## [The problem]
Find each line with "удешевления" and copy it.

## [Dataset]

--- START ---

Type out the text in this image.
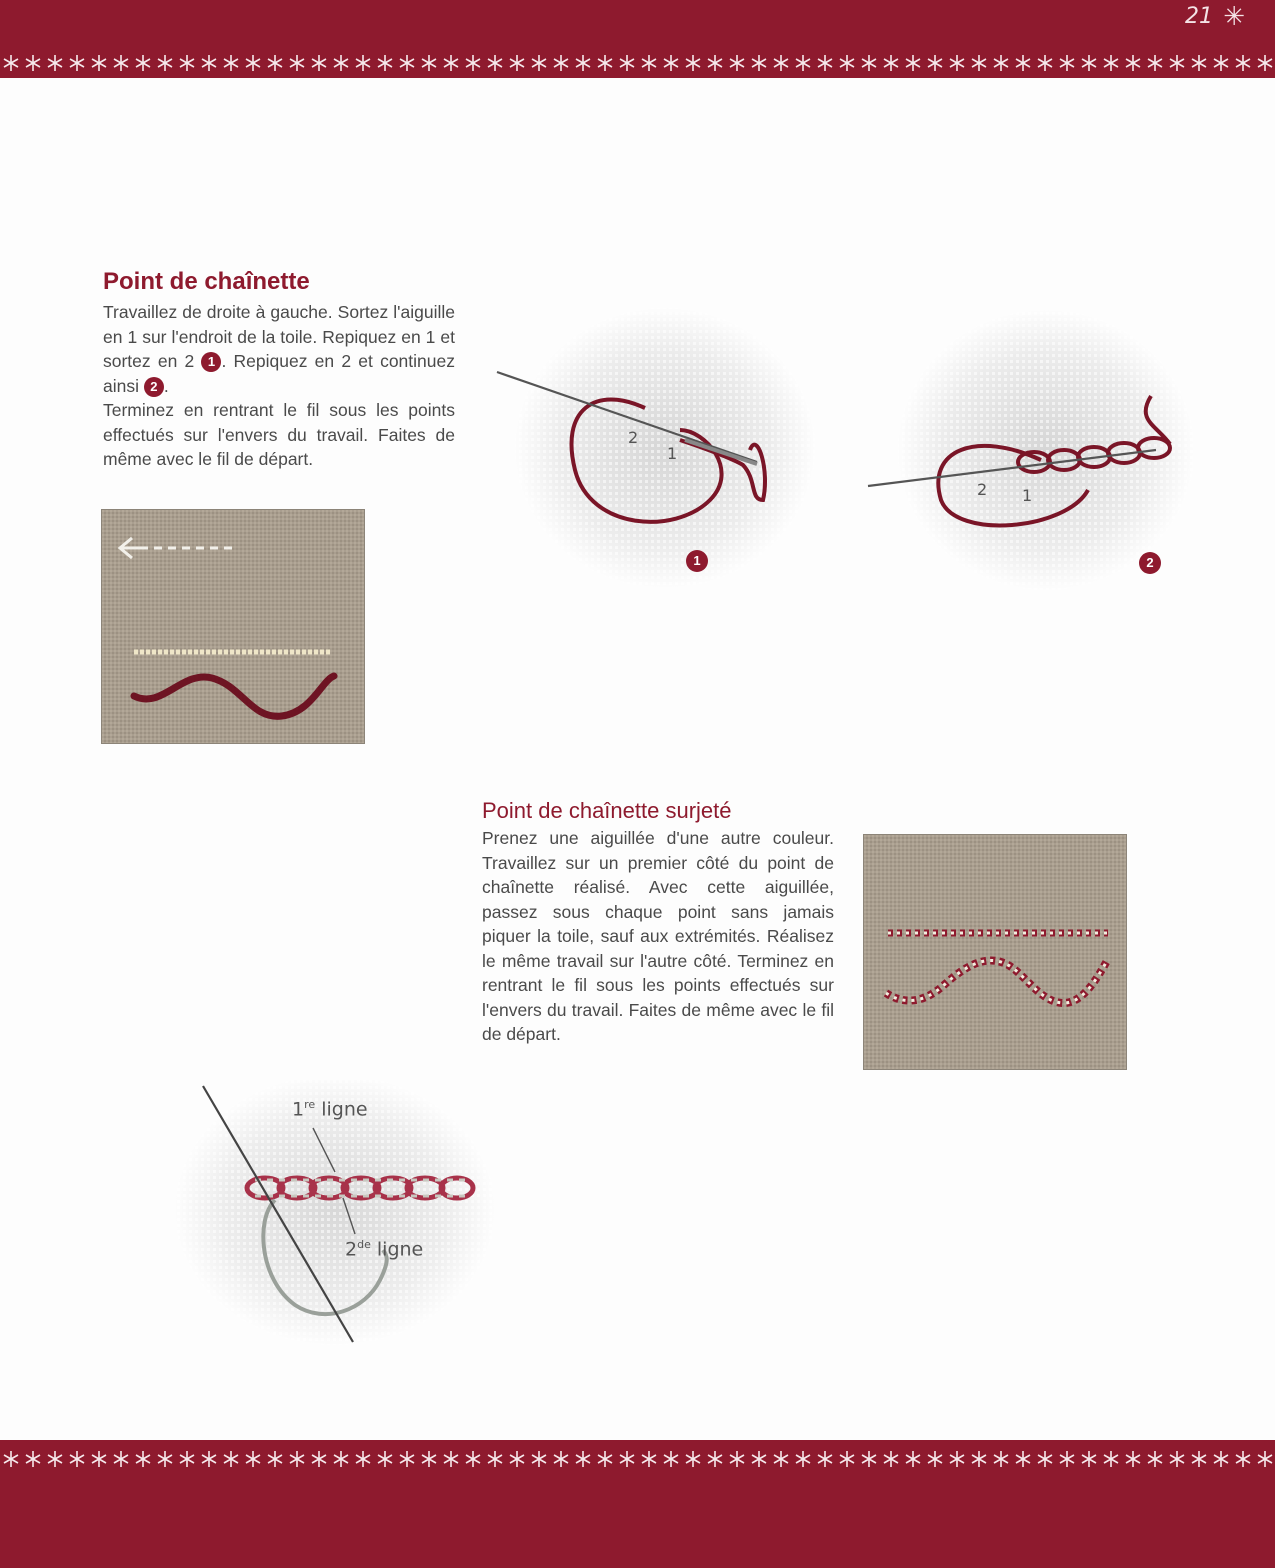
21 ✳
Point de chaînette
Travaillez de droite à gauche. Sortez l'aiguille en 1 sur l'endroit de la toile. Repiquez en 1 et sortez en 2 1 . Repiquez en 2 et continuez ainsi 2 .
Terminez en rentrant le fil sous les points effectués sur l'envers du travail. Faites de même avec le fil de départ.
2
1
1
2 1
2
Point de chaînette surjeté
Prenez une aiguillée d'une autre couleur. Travaillez sur un premier côté du point de chaînette réalisé. Avec cette aiguillée, passez sous chaque point sans jamais piquer la toile, sauf aux extrémités. Réalisez le même travail sur l'autre côté. Terminez en rentrant le fil sous les points effectués sur l'envers du travail. Faites de même avec le fil de départ.
1re ligne
2de ligne
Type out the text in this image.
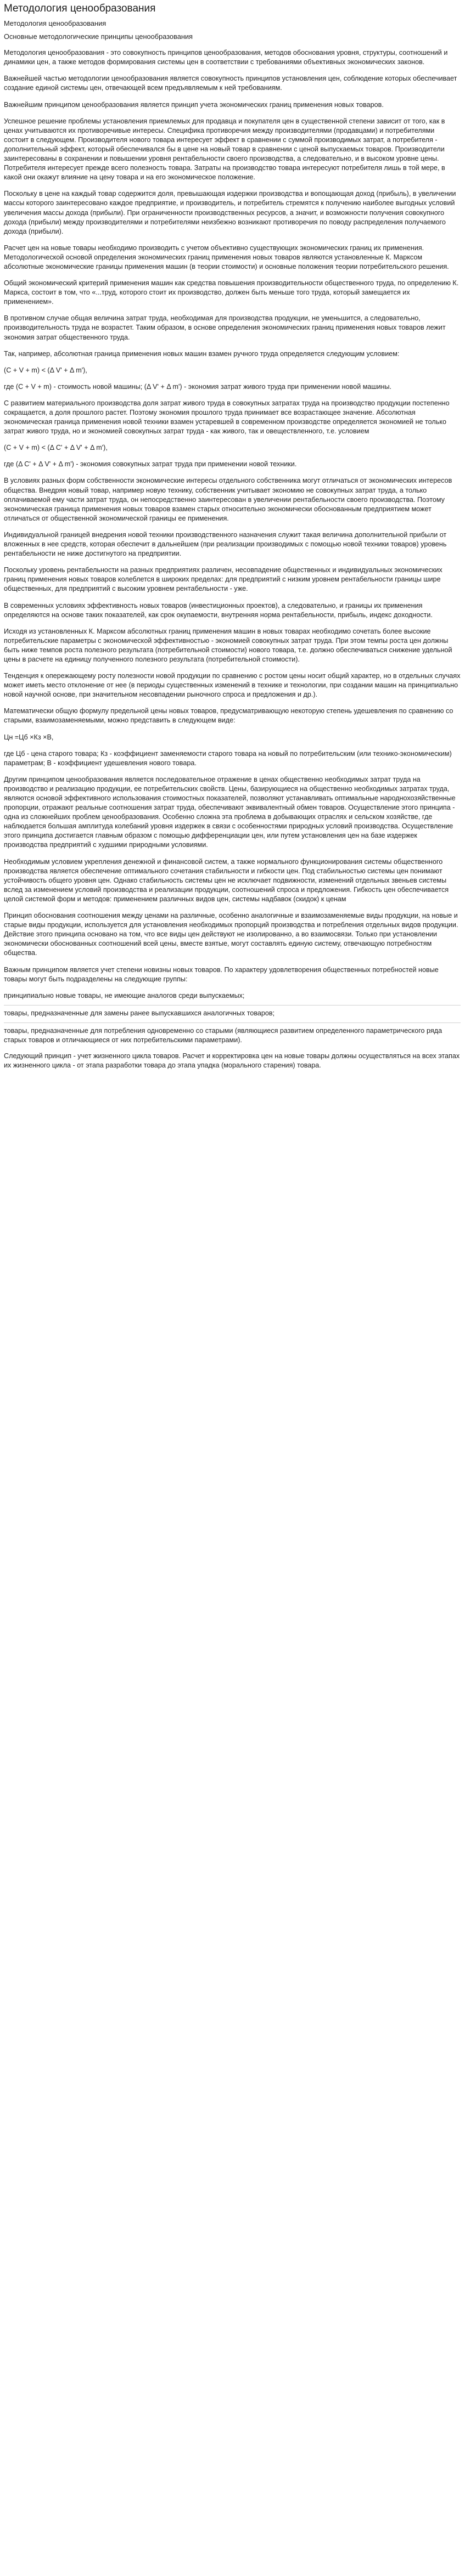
Методология ценообразования
Методология ценообразования
Основные методологические принципы ценообразования

Методология ценообразования - это совокупность принципов ценообразования, методов обоснования уровня, структуры, соотношений и динамики цен, а также методов формирования системы цен в соответствии с требованиями объективных экономических законов.

Важнейшей частью методологии ценообразования является совокупность принципов установления цен, соблюдение которых обеспечивает создание единой системы цен, отвечающей всем предъявляемым к ней требованиям.

Важнейшим принципом ценообразования является принцип учета экономических границ применения новых товаров.

Успешное решение проблемы установления приемлемых для продавца и покупателя цен в существенной степени зависит от того, как в ценах учитываются их противоречивые интересы. Специфика противоречия между производителями (продавцами) и потребителями состоит в следующем. Производителя нового товара интересует эффект в сравнении с суммой производимых затрат, а потребителя - дополнительный эффект, который обеспечивался бы в цене на новый товар в сравнении с ценой выпускаемых товаров. Производители заинтересованы в сохранении и повышении уровня рентабельности своего производства, а следовательно, и в высоком уровне цены. Потребителя интересует прежде всего полезность товара. Затраты на производство товара интересуют потребителя лишь в той мере, в какой они окажут влияние на цену товара и на его экономическое положение.

Поскольку в цене на каждый товар содержится доля, превышающая издержки производства и вопощающая доход (прибыль), в увеличении массы которого заинтересовано каждое предприятие, и производитель, и потребитель стремятся к получению наиболее выгодных условий увеличения массы дохода (прибыли). При ограниченности производственных ресурсов, а значит, и возможности получения совокупного дохода (прибыли) между производителями и потребителями неизбежно возникают противоречия по поводу распределения получаемого дохода (прибыли).

Расчет цен на новые товары необходимо производить с учетом объективно существующих экономических границ их применения. Методологической основой определения экономических границ применения новых товаров являются установленные К. Марксом абсолютные экономические границы применения машин (в теории стоимости) и основные положения теории потребительского решения.

Общий экономический критерий применения машин как средства повышения производительности общественного труда, по определению К. Маркса, состоит в том, что «...труд, которого стоит их производство, должен быть меньше того труда, который замещается их применением».

В противном случае общая величина затрат труда, необходимая для производства продукции, не уменьшится, а следовательно, производительность труда не возрастет. Таким образом, в основе определения экономических границ применения новых товаров лежит экономия затрат общественного труда.

Так, например, абсолютная граница применения новых машин взамен ручного труда определяется следующим условием:

(C + V + m) < (Δ V' + Δ m'),

где (C + V + m) - стоимость новой машины; (Δ V' + Δ m') - экономия затрат живого труда при применении новой машины.

С развитием материального производства доля затрат живого труда в совокупных затратах труда на производство продукции постепенно сокращается, а доля прошлого растет. Поэтому экономия прошлого труда принимает все возрастающее значение. Абсолютная экономическая граница применения новой техники взамен устаревшей в современном производстве определяется экономией не только затрат живого труда, но и экономией совокупных затрат труда - как живого, так и овеществленного, т.е. условием

(C + V + m) < (Δ C' + Δ V' + Δ m'),

где (Δ C' + Δ V' + Δ m') - экономия совокупных затрат труда при применении новой техники.

В условиях разных форм собственности экономические интересы отдельного собственника могут отличаться от экономических интересов общества. Внедряя новый товар, например новую технику, собственник учитывает экономию не совокупных затрат труда, а только оплачиваемой ему части затрат труда, он непосредственно заинтересован в увеличении рентабельности своего производства. Поэтому экономическая граница применения новых товаров взамен старых относительно экономически обоснованным предприятием может отличаться от общественной экономической границы ее применения.

Индивидуальной границей внедрения новой техники производственного назначения служит такая величина дополнительной прибыли от вложенных в нее средств, которая обеспечит в дальнейшем (при реализации производимых с помощью новой техники товаров) уровень рентабельности не ниже достигнутого на предприятии.

Поскольку уровень рентабельности на разных предприятиях различен, несовпадение общественных и индивидуальных экономических границ применения новых товаров колеблется в широких пределах: для предприятий с низким уровнем рентабельности границы шире общественных, для предприятий с высоким уровнем рентабельности - уже.

В современных условиях эффективность новых товаров (инвестиционных проектов), а следовательно, и границы их применения определяются на основе таких показателей, как срок окупаемости, внутренняя норма рентабельности, прибыль, индекс доходности.

Исходя из установленных К. Марксом абсолютных границ применения машин в новых товарах необходимо сочетать более высокие потребительские параметры с экономической эффективностью - экономией совокупных затрат труда. При этом темпы роста цен должны быть ниже темпов роста полезного результата (потребительной стоимости) нового товара, т.е. должно обеспечиваться снижение удельной цены в расчете на единицу полученного полезного результата (потребительной стоимости).

Тенденция к опережающему росту полезности новой продукции по сравнению с ростом цены носит общий характер, но в отдельных случаях может иметь место отклонение от нее (в периоды существенных изменений в технике и технологии, при создании машин на принципиально новой научной основе, при значительном несовпадении рыночного спроса и предложения и др.).

Математически общую формулу предельной цены новых товаров, предусматривающую некоторую степень удешевления по сравнению со старыми, взаимозаменяемыми, можно представить в следующем виде:

Цн =Цб ×Кз ×В,

где Цб - цена старого товара; Кз - коэффициент заменяемости старого товара на новый по потребительским (или технико-экономическим) параметрам; В - коэффициент удешевления нового товара.

Другим принципом ценообразования является последовательное отражение в ценах общественно необходимых затрат труда на производство и реализацию продукции, ее потребительских свойств. Цены, базирующиеся на общественно необходимых затратах труда, являются основой эффективного использования стоимостных показателей, позволяют устанавливать оптимальные народнохозяйственные пропорции, отражают реальные соотношения затрат труда, обеспечивают эквивалентный обмен товаров. Осуществление этого принципа - одна из сложнейших проблем ценообразования. Особенно сложна эта проблема в добывающих отраслях и сельском хозяйстве, где наблюдается большая амплитуда колебаний уровня издержек в связи с особенностями природных условий производства. Осуществление этого принципа достигается главным образом с помощью дифференциации цен, или путем установления цен на базе издержек производства предприятий с худшими природными условиями.

Необходимым условием укрепления денежной и финансовой систем, а также нормального функционирования системы общественного производства является обеспечение оптимального сочетания стабильности и гибкости цен. Под стабильностью системы цен понимают устойчивость общего уровня цен. Однако стабильность системы цен не исключает подвижности, изменений отдельных звеньев системы вслед за изменением условий производства и реализации продукции, соотношений спроса и предложения. Гибкость цен обеспечивается целой системой форм и методов: применением различных видов цен, системы надбавок (скидок) к ценам

Принцип обоснования соотношения между ценами на различные, особенно аналогичные и взаимозаменяемые виды продукции, на новые и старые виды продукции, используется для установления необходимых пропорций производства и потребления отдельных видов продукции. Действие этого принципа основано на том, что все виды цен действуют не изолированно, а во взаимосвязи. Только при установлении экономически обоснованных соотношений всей цены, вместе взятые, могут составлять единую систему, отвечающую потребностям общества.

Важным принципом является учет степени новизны новых товаров. По характеру удовлетворения общественных потребностей новые товары могут быть подразделены на следующие группы:

принципиально новые товары, не имеющие аналогов среди выпускаемых;
товары, предназначенные для замены ранее выпускавшихся аналогичных товаров;
товары, предназначенные для потребления одновременно со старыми (являющиеся развитием определенного параметрического ряда старых товаров и отличающиеся от них потребительскими параметрами).

Следующий принцип - учет жизненного цикла товаров. Расчет и корректировка цен на новые товары должны осуществляться на всех этапах их жизненного цикла - от этапа разработки товара до этапа упадка (морального старения) товара.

--- END ---

## [Reply]
Математически общую формулу предельной цены новых товаров, предусматривающую некоторую степень удешевления по сравнению со старыми, взаимозаменяемыми, можно представить в следующем виде:
где Цб - цена старого товара; Кз - коэффициент заменяемости старого товара на новый по потребительским (или технико-экономическим) параметрам; В - коэффициент удешевления нового товара.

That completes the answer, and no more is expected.